[Stored entries]
--- begin ---
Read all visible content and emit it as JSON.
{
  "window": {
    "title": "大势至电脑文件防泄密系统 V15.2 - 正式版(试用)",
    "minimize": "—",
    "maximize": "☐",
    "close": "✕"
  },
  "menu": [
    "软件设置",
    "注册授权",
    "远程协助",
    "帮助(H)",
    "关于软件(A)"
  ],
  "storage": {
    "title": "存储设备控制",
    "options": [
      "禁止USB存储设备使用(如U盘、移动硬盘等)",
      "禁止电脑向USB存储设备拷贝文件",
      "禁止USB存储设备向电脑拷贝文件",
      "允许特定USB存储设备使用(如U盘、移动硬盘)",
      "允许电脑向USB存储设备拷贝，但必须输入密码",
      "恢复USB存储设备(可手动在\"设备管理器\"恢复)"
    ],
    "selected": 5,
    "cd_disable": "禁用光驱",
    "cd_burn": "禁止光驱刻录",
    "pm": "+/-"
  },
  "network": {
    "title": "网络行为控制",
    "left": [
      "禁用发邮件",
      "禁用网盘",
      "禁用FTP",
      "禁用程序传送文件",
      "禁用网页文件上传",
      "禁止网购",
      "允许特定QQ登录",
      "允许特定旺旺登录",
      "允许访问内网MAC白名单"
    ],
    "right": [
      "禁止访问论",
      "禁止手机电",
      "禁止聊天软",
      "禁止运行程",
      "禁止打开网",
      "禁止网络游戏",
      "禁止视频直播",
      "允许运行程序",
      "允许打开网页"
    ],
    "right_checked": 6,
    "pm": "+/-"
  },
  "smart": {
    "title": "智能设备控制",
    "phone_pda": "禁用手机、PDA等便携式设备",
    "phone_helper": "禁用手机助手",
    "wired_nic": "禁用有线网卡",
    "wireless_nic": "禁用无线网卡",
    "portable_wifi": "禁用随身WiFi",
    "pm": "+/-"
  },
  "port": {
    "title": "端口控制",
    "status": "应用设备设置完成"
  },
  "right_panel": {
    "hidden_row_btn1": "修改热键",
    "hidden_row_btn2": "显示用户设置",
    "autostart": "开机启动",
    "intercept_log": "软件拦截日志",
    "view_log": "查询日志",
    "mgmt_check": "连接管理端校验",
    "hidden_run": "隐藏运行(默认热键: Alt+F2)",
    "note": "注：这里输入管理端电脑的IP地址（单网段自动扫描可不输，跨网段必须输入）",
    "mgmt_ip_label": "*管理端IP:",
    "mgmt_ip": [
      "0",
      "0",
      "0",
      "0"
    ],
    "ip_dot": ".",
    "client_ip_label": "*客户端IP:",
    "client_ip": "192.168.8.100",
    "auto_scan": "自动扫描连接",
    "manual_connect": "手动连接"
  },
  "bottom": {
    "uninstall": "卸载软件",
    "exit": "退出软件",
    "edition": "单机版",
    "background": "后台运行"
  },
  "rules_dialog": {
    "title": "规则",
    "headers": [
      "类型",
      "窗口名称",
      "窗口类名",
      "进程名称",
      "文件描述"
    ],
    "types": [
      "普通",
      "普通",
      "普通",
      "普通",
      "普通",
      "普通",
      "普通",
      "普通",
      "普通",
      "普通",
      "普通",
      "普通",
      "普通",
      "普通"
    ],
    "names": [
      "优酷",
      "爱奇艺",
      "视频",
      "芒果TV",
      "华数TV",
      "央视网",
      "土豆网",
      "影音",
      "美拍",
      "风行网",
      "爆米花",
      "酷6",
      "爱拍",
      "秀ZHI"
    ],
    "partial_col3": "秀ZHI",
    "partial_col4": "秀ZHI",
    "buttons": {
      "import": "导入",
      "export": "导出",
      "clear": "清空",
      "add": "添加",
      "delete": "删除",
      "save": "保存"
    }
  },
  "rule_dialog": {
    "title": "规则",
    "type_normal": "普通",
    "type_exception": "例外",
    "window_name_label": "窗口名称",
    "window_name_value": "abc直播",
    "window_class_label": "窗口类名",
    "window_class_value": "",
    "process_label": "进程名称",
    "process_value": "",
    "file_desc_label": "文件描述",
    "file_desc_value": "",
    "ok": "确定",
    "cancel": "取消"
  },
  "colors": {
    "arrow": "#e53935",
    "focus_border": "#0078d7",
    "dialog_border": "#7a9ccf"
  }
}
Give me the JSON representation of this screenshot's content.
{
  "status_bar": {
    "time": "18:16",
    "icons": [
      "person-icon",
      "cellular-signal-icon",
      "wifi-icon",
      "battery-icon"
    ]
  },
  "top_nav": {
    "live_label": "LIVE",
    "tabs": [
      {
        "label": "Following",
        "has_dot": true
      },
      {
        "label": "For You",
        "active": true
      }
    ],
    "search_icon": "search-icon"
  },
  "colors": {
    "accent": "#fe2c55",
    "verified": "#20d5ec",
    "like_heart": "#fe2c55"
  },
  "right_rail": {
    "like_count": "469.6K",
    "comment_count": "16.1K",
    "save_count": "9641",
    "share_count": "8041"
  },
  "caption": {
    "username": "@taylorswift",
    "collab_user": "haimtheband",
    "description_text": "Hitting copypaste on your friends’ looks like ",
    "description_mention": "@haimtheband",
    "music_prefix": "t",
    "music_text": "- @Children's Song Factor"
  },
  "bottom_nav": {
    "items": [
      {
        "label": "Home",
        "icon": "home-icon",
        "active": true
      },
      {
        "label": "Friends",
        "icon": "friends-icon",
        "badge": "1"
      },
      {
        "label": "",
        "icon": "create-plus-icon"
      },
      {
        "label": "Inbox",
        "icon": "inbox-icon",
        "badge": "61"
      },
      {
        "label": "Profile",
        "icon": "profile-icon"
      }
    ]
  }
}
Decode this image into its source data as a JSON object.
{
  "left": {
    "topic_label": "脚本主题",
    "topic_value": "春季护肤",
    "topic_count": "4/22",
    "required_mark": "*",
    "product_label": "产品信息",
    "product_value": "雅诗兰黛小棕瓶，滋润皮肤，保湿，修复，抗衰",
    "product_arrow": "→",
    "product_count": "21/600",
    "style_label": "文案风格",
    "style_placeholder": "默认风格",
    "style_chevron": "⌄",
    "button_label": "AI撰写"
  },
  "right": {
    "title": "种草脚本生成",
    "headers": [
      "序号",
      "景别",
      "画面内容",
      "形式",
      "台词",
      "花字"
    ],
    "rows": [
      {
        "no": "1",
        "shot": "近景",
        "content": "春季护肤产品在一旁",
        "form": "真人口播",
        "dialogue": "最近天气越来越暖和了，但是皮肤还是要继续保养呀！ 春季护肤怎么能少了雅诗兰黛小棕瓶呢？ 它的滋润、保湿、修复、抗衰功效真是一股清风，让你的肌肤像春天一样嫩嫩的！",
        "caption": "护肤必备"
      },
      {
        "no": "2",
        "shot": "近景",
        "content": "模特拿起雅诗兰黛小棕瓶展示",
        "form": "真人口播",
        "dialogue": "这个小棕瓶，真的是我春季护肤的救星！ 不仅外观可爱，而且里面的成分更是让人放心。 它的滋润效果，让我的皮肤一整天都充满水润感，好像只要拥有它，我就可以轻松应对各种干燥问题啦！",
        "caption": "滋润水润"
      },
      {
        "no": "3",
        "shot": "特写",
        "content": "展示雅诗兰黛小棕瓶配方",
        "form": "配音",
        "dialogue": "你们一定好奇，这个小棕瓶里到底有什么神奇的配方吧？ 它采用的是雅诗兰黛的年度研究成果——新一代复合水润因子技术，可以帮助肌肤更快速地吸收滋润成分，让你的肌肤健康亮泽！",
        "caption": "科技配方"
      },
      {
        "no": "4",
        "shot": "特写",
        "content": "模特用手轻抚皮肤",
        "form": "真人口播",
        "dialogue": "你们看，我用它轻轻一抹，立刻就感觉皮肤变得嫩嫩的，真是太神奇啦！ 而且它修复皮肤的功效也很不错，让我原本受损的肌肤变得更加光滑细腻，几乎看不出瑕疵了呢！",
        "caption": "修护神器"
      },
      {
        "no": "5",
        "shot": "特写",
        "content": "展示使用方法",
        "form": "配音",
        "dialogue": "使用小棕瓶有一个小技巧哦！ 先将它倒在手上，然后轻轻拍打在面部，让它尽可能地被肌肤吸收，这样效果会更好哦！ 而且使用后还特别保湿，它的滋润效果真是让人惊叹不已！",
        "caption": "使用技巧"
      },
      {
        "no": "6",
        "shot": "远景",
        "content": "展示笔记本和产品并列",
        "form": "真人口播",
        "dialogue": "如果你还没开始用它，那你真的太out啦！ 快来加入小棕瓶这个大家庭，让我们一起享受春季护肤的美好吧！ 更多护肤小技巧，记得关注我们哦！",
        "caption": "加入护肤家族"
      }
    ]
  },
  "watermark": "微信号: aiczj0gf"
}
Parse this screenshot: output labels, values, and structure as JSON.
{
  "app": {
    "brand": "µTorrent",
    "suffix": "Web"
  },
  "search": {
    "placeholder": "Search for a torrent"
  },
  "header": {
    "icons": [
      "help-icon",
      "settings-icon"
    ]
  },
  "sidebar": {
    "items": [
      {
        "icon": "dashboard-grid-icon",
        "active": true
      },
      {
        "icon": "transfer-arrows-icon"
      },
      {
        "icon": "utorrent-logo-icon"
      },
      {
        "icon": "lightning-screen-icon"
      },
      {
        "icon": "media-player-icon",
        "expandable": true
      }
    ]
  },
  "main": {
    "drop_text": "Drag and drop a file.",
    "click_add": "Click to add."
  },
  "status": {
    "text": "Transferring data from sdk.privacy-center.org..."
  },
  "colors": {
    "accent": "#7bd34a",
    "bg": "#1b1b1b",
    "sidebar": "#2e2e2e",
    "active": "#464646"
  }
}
--- end ---
## [Goal of the exercise]
Return every line of the preceding records in which the word "this" appears.

## [Output]
Give me the JSON representation of this screenshot's content.
Decode this image into its source data as a JSON object.
Parse this screenshot: output labels, values, and structure as JSON.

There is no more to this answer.